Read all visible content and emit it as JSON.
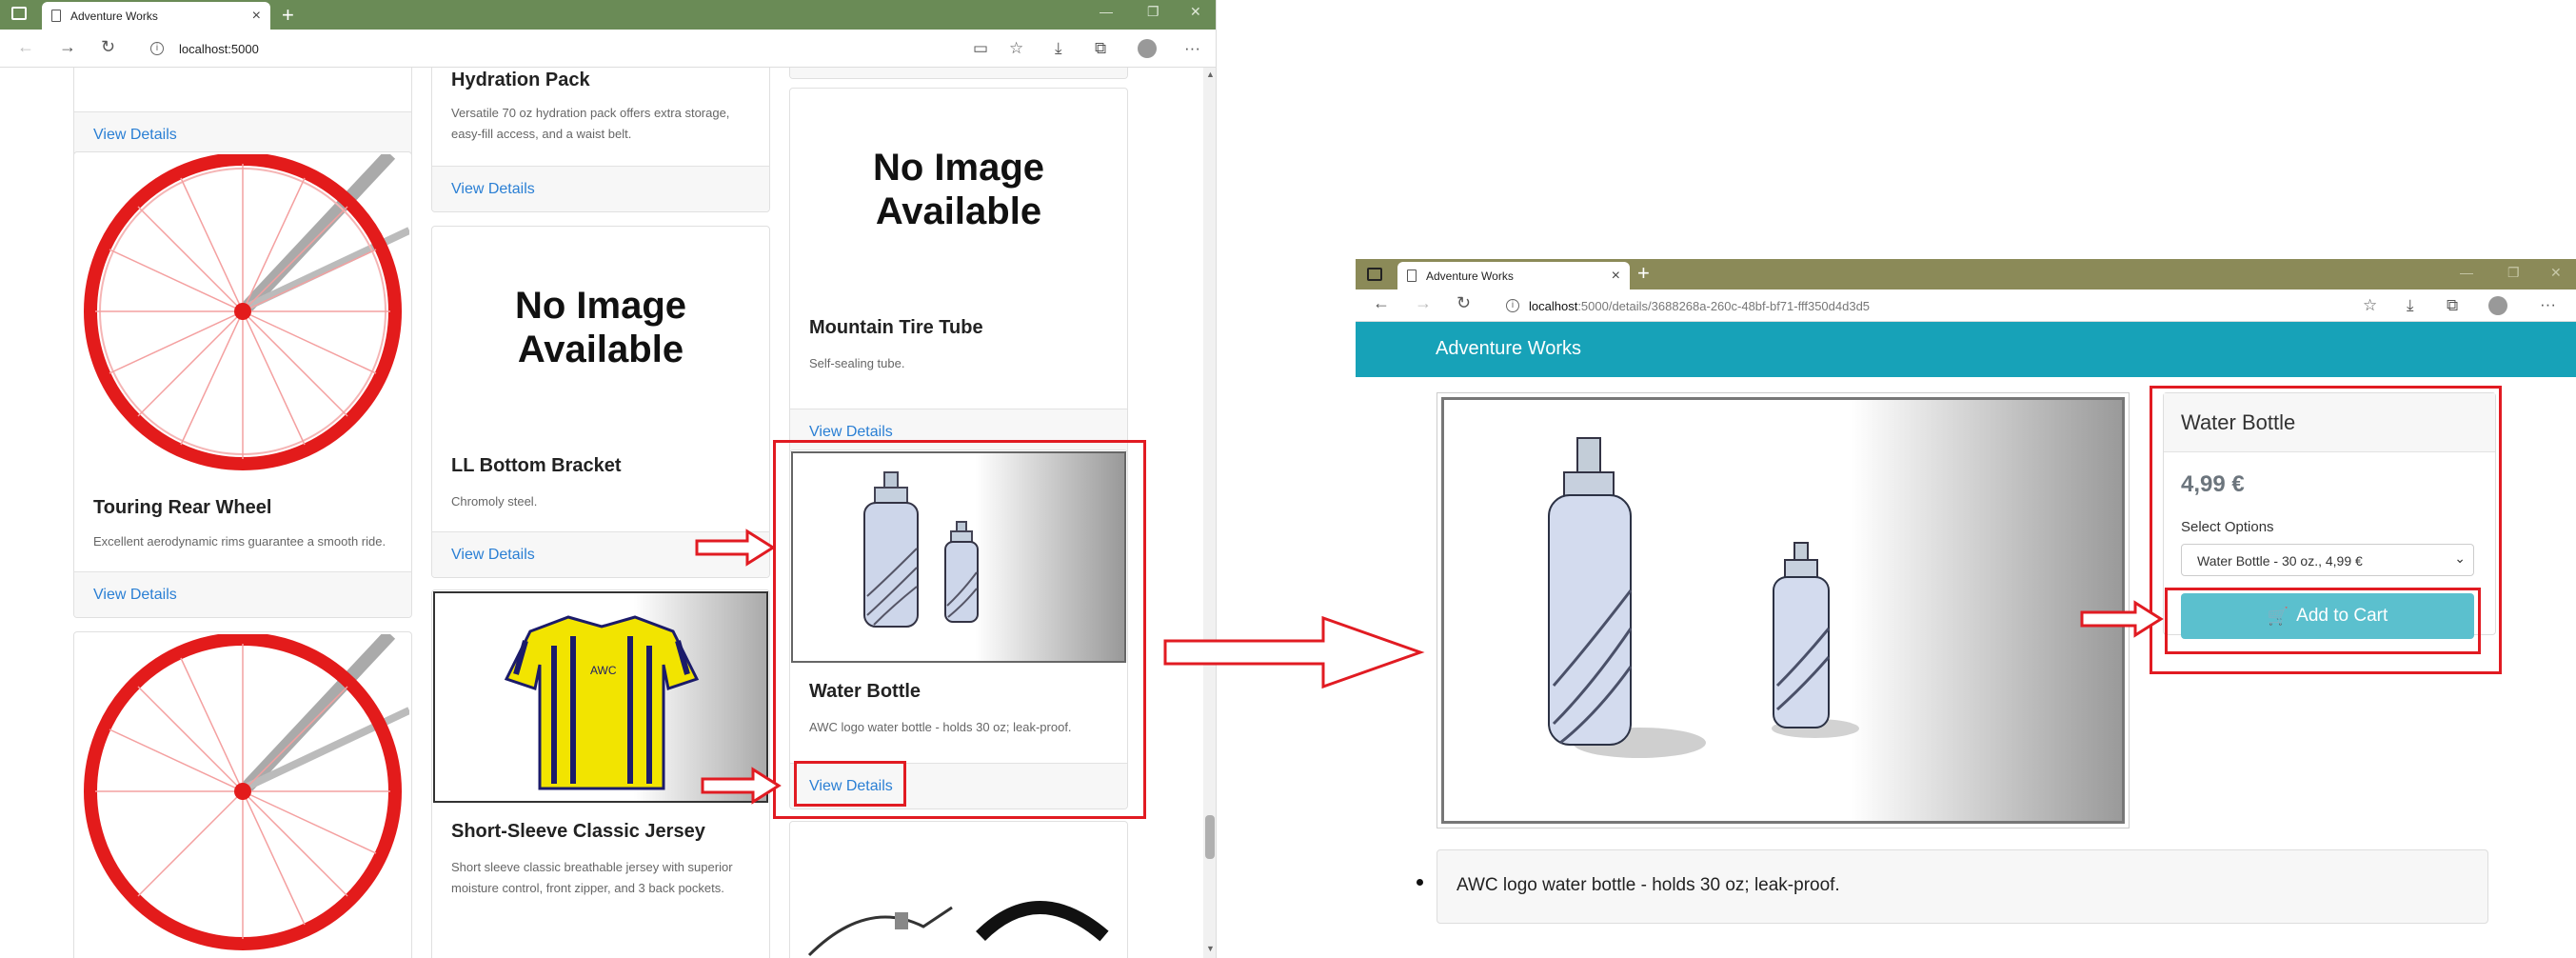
{
  "left_browser": {
    "tab_title": "Adventure Works",
    "url": "localhost:5000",
    "products": {
      "top_partial_link": "View Details",
      "hydration_pack": {
        "name": "Hydration Pack",
        "desc": "Versatile 70 oz hydration pack offers extra storage, easy-fill access, and a waist belt.",
        "link": "View Details"
      },
      "no_image_1": "No Image Available",
      "mountain_tire_tube": {
        "name": "Mountain Tire Tube",
        "desc": "Self-sealing tube.",
        "link": "View Details"
      },
      "touring_rear_wheel": {
        "name": "Touring Rear Wheel",
        "desc": "Excellent aerodynamic rims guarantee a smooth ride.",
        "link": "View Details"
      },
      "no_image_2": "No Image Available",
      "ll_bottom_bracket": {
        "name": "LL Bottom Bracket",
        "desc": "Chromoly steel.",
        "link": "View Details"
      },
      "water_bottle": {
        "name": "Water Bottle",
        "desc": "AWC logo water bottle - holds 30 oz; leak-proof.",
        "link": "View Details"
      },
      "jersey": {
        "name": "Short-Sleeve Classic Jersey",
        "desc": "Short sleeve classic breathable jersey with superior moisture control, front zipper, and 3 back pockets.",
        "jersey_logo": "AWC"
      }
    }
  },
  "right_browser": {
    "tab_title": "Adventure Works",
    "url_host": "localhost",
    "url_path": ":5000/details/3688268a-260c-48bf-bf71-fff350d4d3d5",
    "brand": "Adventure Works",
    "product_title": "Water Bottle",
    "price": "4,99 €",
    "select_label": "Select Options",
    "select_value": "Water Bottle - 30 oz., 4,99 €",
    "add_to_cart": "Add to Cart",
    "description": "AWC logo water bottle - holds 30 oz; leak-proof."
  },
  "colors": {
    "annotation_red": "#e11b22",
    "brand_teal": "#17a2b8",
    "link_blue": "#2a7fd4",
    "cart_button": "#5bc0ce"
  }
}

* _THE EXERCISE_
Omit every image. Quote each record exactly.

* _WRITTEN REPLY_
Read all visible content and emit it as JSON.
{
  "left_browser": {
    "tab_title": "Adventure Works",
    "url": "localhost:5000",
    "products": {
      "top_partial_link": "View Details",
      "hydration_pack": {
        "name": "Hydration Pack",
        "desc": "Versatile 70 oz hydration pack offers extra storage, easy-fill access, and a waist belt.",
        "link": "View Details"
      },
      "no_image_1": "No Image Available",
      "mountain_tire_tube": {
        "name": "Mountain Tire Tube",
        "desc": "Self-sealing tube.",
        "link": "View Details"
      },
      "touring_rear_wheel": {
        "name": "Touring Rear Wheel",
        "desc": "Excellent aerodynamic rims guarantee a smooth ride.",
        "link": "View Details"
      },
      "no_image_2": "No Image Available",
      "ll_bottom_bracket": {
        "name": "LL Bottom Bracket",
        "desc": "Chromoly steel.",
        "link": "View Details"
      },
      "water_bottle": {
        "name": "Water Bottle",
        "desc": "AWC logo water bottle - holds 30 oz; leak-proof.",
        "link": "View Details"
      },
      "jersey": {
        "name": "Short-Sleeve Classic Jersey",
        "desc": "Short sleeve classic breathable jersey with superior moisture control, front zipper, and 3 back pockets.",
        "jersey_logo": "AWC"
      }
    }
  },
  "right_browser": {
    "tab_title": "Adventure Works",
    "url_host": "localhost",
    "url_path": ":5000/details/3688268a-260c-48bf-bf71-fff350d4d3d5",
    "brand": "Adventure Works",
    "product_title": "Water Bottle",
    "price": "4,99 €",
    "select_label": "Select Options",
    "select_value": "Water Bottle - 30 oz., 4,99 €",
    "add_to_cart": "Add to Cart",
    "description": "AWC logo water bottle - holds 30 oz; leak-proof."
  },
  "colors": {
    "annotation_red": "#e11b22",
    "brand_teal": "#17a2b8",
    "link_blue": "#2a7fd4",
    "cart_button": "#5bc0ce"
  }
}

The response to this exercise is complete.